┌──
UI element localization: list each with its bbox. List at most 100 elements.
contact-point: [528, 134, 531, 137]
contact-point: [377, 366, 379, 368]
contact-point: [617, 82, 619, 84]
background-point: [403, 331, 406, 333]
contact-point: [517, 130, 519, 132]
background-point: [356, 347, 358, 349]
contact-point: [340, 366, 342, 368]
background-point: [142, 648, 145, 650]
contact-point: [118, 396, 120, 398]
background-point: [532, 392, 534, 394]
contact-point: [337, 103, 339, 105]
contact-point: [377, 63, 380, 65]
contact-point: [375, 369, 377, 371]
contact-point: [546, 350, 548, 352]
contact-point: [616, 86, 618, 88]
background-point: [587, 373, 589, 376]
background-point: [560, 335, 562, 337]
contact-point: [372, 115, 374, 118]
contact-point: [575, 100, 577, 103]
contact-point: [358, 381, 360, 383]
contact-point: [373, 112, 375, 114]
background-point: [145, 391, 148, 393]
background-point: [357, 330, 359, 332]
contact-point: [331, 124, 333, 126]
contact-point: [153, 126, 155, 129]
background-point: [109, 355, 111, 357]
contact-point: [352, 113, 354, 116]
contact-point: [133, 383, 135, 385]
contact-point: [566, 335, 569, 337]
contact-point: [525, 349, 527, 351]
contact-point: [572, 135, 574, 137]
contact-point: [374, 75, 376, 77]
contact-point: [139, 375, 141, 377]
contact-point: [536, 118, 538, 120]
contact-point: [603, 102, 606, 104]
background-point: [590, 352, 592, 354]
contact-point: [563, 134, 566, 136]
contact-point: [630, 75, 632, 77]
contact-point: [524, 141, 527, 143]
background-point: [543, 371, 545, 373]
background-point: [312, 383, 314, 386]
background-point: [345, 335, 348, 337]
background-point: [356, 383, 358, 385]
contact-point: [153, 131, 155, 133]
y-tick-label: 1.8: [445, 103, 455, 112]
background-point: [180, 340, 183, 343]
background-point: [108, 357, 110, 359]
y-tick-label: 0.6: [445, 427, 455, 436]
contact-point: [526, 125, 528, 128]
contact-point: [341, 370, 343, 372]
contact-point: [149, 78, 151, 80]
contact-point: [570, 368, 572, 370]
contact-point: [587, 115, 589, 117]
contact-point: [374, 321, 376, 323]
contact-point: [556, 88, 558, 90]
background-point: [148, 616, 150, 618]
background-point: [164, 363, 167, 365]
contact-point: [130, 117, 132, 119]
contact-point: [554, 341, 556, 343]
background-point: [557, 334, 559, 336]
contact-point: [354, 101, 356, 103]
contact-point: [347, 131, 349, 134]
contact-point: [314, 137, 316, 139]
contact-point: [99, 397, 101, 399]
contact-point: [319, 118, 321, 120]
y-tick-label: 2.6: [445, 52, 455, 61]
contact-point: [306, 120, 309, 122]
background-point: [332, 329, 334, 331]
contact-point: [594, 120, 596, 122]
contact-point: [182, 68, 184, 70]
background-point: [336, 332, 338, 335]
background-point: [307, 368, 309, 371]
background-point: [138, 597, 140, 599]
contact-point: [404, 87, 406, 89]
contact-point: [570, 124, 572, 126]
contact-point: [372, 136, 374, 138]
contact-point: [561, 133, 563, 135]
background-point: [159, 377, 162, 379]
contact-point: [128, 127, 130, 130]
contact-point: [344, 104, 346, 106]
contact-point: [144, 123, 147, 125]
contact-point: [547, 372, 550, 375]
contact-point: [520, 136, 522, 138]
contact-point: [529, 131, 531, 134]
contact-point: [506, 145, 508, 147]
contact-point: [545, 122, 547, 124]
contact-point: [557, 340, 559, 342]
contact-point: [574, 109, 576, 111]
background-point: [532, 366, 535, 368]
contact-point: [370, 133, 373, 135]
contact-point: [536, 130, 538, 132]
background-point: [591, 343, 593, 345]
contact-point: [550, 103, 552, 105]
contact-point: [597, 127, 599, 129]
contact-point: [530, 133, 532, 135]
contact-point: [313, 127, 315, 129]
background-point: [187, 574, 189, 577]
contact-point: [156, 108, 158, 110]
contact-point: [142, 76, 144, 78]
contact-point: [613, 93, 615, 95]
└──
● **What is required**: Express each of the lines above as a string in a JSON list, one string per line, leaving out any blank lines.

● **Written answer**:
[
  "UI element localization: list each with its bbox. List at most 100 elements.",
  "contact-point: [528, 134, 531, 137]",
  "contact-point: [377, 366, 379, 368]",
  "contact-point: [617, 82, 619, 84]",
  "background-point: [403, 331, 406, 333]",
  "contact-point: [517, 130, 519, 132]",
  "background-point: [356, 347, 358, 349]",
  "contact-point: [340, 366, 342, 368]",
  "background-point: [142, 648, 145, 650]",
  "contact-point: [118, 396, 120, 398]",
  "background-point: [532, 392, 534, 394]",
  "contact-point: [337, 103, 339, 105]",
  "contact-point: [377, 63, 380, 65]",
  "contact-point: [375, 369, 377, 371]",
  "contact-point: [546, 350, 548, 352]",
  "contact-point: [616, 86, 618, 88]",
  "background-point: [587, 373, 589, 376]",
  "background-point: [560, 335, 562, 337]",
  "contact-point: [372, 115, 374, 118]",
  "contact-point: [575, 100, 577, 103]",
  "contact-point: [358, 381, 360, 383]",
  "contact-point: [373, 112, 375, 114]",
  "background-point: [145, 391, 148, 393]",
  "background-point: [357, 330, 359, 332]",
  "contact-point: [331, 124, 333, 126]",
  "contact-point: [153, 126, 155, 129]",
  "background-point: [109, 355, 111, 357]",
  "contact-point: [352, 113, 354, 116]",
  "contact-point: [133, 383, 135, 385]",
  "contact-point: [566, 335, 569, 337]",
  "contact-point: [525, 349, 527, 351]",
  "contact-point: [572, 135, 574, 137]",
  "contact-point: [374, 75, 376, 77]",
  "contact-point: [139, 375, 141, 377]",
  "contact-point: [536, 118, 538, 120]",
  "contact-point: [603, 102, 606, 104]",
  "background-point: [590, 352, 592, 354]",
  "contact-point: [563, 134, 566, 136]",
  "contact-point: [630, 75, 632, 77]",
  "contact-point: [524, 141, 527, 143]",
  "background-point: [543, 371, 545, 373]",
  "background-point: [312, 383, 314, 386]",
  "background-point: [345, 335, 348, 337]",
  "background-point: [356, 383, 358, 385]",
  "contact-point: [153, 131, 155, 133]",
  "y-tick-label: 1.8: [445, 103, 455, 112]",
  "background-point: [180, 340, 183, 343]",
  "background-point: [108, 357, 110, 359]",
  "y-tick-label: 0.6: [445, 427, 455, 436]",
  "contact-point: [526, 125, 528, 128]",
  "contact-point: [341, 370, 343, 372]",
  "contact-point: [149, 78, 151, 80]",
  "contact-point: [570, 368, 572, 370]",
  "contact-point: [587, 115, 589, 117]",
  "contact-point: [374, 321, 376, 323]",
  "contact-point: [556, 88, 558, 90]",
  "background-point: [148, 616, 150, 618]",
  "background-point: [164, 363, 167, 365]",
  "contact-point: [130, 117, 132, 119]",
  "contact-point: [554, 341, 556, 343]",
  "background-point: [557, 334, 559, 336]",
  "contact-point: [354, 101, 356, 103]",
  "contact-point: [347, 131, 349, 134]",
  "contact-point: [314, 137, 316, 139]",
  "contact-point: [99, 397, 101, 399]",
  "contact-point: [319, 118, 321, 120]",
  "y-tick-label: 2.6: [445, 52, 455, 61]",
  "contact-point: [306, 120, 309, 122]",
  "background-point: [332, 329, 334, 331]",
  "contact-point: [594, 120, 596, 122]",
  "contact-point: [182, 68, 184, 70]",
  "background-point: [336, 332, 338, 335]",
  "background-point: [307, 368, 309, 371]",
  "background-point: [138, 597, 140, 599]",
  "contact-point: [404, 87, 406, 89]",
  "contact-point: [570, 124, 572, 126]",
  "contact-point: [372, 136, 374, 138]",
  "contact-point: [561, 133, 563, 135]",
  "background-point: [159, 377, 162, 379]",
  "contact-point: [128, 127, 130, 130]",
  "contact-point: [344, 104, 346, 106]",
  "contact-point: [144, 123, 147, 125]",
  "contact-point: [547, 372, 550, 375]",
  "contact-point: [520, 136, 522, 138]",
  "contact-point: [529, 131, 531, 134]",
  "contact-point: [506, 145, 508, 147]",
  "contact-point: [545, 122, 547, 124]",
  "contact-point: [557, 340, 559, 342]",
  "contact-point: [574, 109, 576, 111]",
  "background-point: [532, 366, 535, 368]",
  "contact-point: [370, 133, 373, 135]",
  "contact-point: [536, 130, 538, 132]",
  "background-point: [591, 343, 593, 345]",
  "contact-point: [550, 103, 552, 105]",
  "contact-point: [597, 127, 599, 129]",
  "contact-point: [530, 133, 532, 135]",
  "contact-point: [313, 127, 315, 129]",
  "background-point: [187, 574, 189, 577]",
  "contact-point: [156, 108, 158, 110]",
  "contact-point: [142, 76, 144, 78]",
  "contact-point: [613, 93, 615, 95]"
]